• **Instructions for the task**
Each line of the records that holds "Herrlichkeit" should be shown in full.

★ ★ ★ ★ ★

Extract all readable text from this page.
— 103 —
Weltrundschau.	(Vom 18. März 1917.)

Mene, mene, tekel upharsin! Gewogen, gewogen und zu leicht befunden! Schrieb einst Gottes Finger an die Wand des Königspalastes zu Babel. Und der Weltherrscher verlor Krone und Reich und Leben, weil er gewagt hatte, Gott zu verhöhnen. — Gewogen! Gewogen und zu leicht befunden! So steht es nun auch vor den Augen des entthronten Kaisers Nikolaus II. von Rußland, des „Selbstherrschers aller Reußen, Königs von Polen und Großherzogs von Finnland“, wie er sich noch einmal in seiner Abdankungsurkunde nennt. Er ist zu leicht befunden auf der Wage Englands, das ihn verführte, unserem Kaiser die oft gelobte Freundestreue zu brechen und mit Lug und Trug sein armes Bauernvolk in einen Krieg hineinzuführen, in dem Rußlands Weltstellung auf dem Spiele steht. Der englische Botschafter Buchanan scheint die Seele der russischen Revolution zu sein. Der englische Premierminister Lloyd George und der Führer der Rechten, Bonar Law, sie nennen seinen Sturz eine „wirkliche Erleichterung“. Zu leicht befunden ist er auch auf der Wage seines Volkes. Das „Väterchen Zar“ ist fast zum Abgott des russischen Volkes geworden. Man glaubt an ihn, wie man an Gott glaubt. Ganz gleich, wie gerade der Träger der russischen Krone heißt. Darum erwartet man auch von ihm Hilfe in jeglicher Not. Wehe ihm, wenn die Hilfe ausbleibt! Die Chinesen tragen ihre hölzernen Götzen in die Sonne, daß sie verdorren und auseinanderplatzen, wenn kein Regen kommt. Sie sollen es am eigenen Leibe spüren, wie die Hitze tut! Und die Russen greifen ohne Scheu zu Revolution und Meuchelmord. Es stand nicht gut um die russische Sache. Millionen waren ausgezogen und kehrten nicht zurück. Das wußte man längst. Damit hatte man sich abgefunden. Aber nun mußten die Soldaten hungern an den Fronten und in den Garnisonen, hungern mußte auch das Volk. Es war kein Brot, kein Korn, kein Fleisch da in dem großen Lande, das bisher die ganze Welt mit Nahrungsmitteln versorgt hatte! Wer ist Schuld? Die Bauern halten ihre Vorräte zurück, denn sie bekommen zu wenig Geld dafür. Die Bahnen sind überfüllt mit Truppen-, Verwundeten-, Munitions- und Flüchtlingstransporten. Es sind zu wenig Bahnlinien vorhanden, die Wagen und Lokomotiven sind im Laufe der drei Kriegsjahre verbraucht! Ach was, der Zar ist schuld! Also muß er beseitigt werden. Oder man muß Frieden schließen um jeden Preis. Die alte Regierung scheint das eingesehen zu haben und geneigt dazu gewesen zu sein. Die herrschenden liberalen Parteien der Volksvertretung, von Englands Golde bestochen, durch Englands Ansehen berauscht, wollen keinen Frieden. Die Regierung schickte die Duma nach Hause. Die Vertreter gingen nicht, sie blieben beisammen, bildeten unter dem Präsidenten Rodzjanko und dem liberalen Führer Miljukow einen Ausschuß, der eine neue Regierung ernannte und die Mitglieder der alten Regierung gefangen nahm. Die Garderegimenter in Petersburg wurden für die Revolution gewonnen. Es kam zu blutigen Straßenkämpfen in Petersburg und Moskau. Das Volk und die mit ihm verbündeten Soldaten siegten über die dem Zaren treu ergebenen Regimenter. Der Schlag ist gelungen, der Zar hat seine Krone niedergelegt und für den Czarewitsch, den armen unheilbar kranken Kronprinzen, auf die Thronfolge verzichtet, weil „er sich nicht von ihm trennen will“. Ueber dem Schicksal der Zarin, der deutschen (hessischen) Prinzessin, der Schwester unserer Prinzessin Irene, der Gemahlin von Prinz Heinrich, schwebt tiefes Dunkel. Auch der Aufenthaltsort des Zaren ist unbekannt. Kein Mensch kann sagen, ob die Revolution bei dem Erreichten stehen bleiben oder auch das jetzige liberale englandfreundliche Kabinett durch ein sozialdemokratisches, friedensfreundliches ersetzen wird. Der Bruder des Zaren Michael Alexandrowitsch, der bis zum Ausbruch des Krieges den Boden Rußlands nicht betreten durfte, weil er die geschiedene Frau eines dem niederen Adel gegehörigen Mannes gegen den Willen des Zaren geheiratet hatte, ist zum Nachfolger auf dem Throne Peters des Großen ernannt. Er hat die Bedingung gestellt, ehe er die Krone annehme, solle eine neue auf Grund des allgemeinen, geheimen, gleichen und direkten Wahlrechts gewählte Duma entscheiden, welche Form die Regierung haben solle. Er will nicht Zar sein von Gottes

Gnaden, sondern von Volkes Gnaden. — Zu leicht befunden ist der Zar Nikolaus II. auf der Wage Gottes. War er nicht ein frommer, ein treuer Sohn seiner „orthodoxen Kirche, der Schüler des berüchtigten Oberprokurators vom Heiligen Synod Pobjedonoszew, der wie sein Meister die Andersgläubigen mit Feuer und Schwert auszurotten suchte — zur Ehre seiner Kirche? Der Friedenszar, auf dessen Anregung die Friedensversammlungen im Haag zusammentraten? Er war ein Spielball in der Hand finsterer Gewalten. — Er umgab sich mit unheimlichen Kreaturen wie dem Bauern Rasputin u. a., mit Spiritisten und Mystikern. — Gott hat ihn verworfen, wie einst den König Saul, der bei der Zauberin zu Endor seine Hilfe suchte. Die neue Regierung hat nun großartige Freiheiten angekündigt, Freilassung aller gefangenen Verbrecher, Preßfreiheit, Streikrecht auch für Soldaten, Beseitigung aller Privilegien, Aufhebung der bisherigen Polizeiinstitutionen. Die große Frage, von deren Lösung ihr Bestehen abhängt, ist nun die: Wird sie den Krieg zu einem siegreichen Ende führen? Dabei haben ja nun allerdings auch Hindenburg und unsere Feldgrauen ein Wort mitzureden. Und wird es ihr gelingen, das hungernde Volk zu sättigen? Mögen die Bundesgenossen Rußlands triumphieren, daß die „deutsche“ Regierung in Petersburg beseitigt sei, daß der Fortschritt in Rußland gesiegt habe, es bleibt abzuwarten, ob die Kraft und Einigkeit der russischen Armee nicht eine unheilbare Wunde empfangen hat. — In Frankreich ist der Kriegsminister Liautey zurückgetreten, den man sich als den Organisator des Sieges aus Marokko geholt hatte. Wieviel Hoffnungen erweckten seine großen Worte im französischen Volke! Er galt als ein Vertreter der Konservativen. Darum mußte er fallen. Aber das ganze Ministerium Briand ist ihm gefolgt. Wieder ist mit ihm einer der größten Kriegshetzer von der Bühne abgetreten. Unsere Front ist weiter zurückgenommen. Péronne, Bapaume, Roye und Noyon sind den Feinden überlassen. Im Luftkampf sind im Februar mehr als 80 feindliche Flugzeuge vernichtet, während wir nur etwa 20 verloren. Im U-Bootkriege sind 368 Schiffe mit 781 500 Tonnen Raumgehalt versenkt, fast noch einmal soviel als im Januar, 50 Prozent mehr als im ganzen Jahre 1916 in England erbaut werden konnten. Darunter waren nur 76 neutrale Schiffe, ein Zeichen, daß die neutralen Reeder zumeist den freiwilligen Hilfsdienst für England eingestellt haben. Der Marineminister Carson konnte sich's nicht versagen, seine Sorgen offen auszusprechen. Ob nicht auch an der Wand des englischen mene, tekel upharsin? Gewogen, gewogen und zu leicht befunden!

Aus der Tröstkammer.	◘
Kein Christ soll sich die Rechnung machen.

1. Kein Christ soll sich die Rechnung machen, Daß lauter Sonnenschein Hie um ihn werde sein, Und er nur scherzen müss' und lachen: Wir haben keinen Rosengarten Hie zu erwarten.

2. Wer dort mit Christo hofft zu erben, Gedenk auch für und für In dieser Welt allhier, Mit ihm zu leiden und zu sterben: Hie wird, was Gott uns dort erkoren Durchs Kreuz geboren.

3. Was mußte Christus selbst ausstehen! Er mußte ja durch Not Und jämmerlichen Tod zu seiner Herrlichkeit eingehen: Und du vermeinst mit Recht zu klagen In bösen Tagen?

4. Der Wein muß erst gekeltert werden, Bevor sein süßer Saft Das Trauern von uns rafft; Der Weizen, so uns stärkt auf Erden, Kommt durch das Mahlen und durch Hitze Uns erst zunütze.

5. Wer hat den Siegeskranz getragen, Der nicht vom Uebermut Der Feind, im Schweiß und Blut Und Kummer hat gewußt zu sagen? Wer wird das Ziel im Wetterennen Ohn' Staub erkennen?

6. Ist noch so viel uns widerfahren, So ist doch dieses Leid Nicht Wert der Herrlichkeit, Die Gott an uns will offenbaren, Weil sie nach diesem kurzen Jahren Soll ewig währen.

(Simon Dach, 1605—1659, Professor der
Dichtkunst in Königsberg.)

★ ★ ★ ★ ★

• **Response to this exercise**
3. Was mußte Christus selbst ausstehen! Er mußte ja durch Not Und jämmerlichen Tod zu seiner Herrlichkeit eingehen: Und du vermeinst mit Recht zu klagen In bösen Tagen?
6. Ist noch so viel uns widerfahren, So ist doch dieses Leid Nicht Wert der Herrlichkeit, Die Gott an uns will offenbaren, Weil sie nach diesem kurzen Jahren Soll ewig währen.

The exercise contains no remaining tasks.